- **ENTRIES SUPPLIED**
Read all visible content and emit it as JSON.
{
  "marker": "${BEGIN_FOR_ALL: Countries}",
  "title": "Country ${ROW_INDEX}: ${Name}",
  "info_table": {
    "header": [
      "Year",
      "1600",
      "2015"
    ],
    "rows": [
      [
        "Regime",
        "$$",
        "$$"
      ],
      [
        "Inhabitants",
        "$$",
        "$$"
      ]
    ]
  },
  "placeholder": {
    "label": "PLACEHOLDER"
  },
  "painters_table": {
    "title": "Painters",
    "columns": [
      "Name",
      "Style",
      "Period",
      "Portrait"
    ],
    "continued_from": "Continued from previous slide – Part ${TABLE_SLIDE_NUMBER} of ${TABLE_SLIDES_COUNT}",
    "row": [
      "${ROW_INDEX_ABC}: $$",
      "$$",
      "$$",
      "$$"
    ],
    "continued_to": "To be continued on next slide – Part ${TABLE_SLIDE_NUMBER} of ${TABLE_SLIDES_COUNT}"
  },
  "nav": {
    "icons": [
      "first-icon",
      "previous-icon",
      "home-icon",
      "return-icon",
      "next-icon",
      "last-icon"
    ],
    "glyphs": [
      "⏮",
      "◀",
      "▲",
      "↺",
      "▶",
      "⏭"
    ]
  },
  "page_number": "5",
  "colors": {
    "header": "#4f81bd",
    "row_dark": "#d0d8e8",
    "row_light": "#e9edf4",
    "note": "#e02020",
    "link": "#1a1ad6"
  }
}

- **TASK**
Reproduce the records above exactly as they appear.

- **FINAL RESULT**
Read all visible content and emit it as JSON.
{
  "marker": "${BEGIN_FOR_ALL: Countries}",
  "title": "Country ${ROW_INDEX}: ${Name}",
  "info_table": {
    "header": [
      "Year",
      "1600",
      "2015"
    ],
    "rows": [
      [
        "Regime",
        "$$",
        "$$"
      ],
      [
        "Inhabitants",
        "$$",
        "$$"
      ]
    ]
  },
  "placeholder": {
    "label": "PLACEHOLDER"
  },
  "painters_table": {
    "title": "Painters",
    "columns": [
      "Name",
      "Style",
      "Period",
      "Portrait"
    ],
    "continued_from": "Continued from previous slide – Part ${TABLE_SLIDE_NUMBER} of ${TABLE_SLIDES_COUNT}",
    "row": [
      "${ROW_INDEX_ABC}: $$",
      "$$",
      "$$",
      "$$"
    ],
    "continued_to": "To be continued on next slide – Part ${TABLE_SLIDE_NUMBER} of ${TABLE_SLIDES_COUNT}"
  },
  "nav": {
    "icons": [
      "first-icon",
      "previous-icon",
      "home-icon",
      "return-icon",
      "next-icon",
      "last-icon"
    ],
    "glyphs": [
      "⏮",
      "◀",
      "▲",
      "↺",
      "▶",
      "⏭"
    ]
  },
  "page_number": "5",
  "colors": {
    "header": "#4f81bd",
    "row_dark": "#d0d8e8",
    "row_light": "#e9edf4",
    "note": "#e02020",
    "link": "#1a1ad6"
  }
}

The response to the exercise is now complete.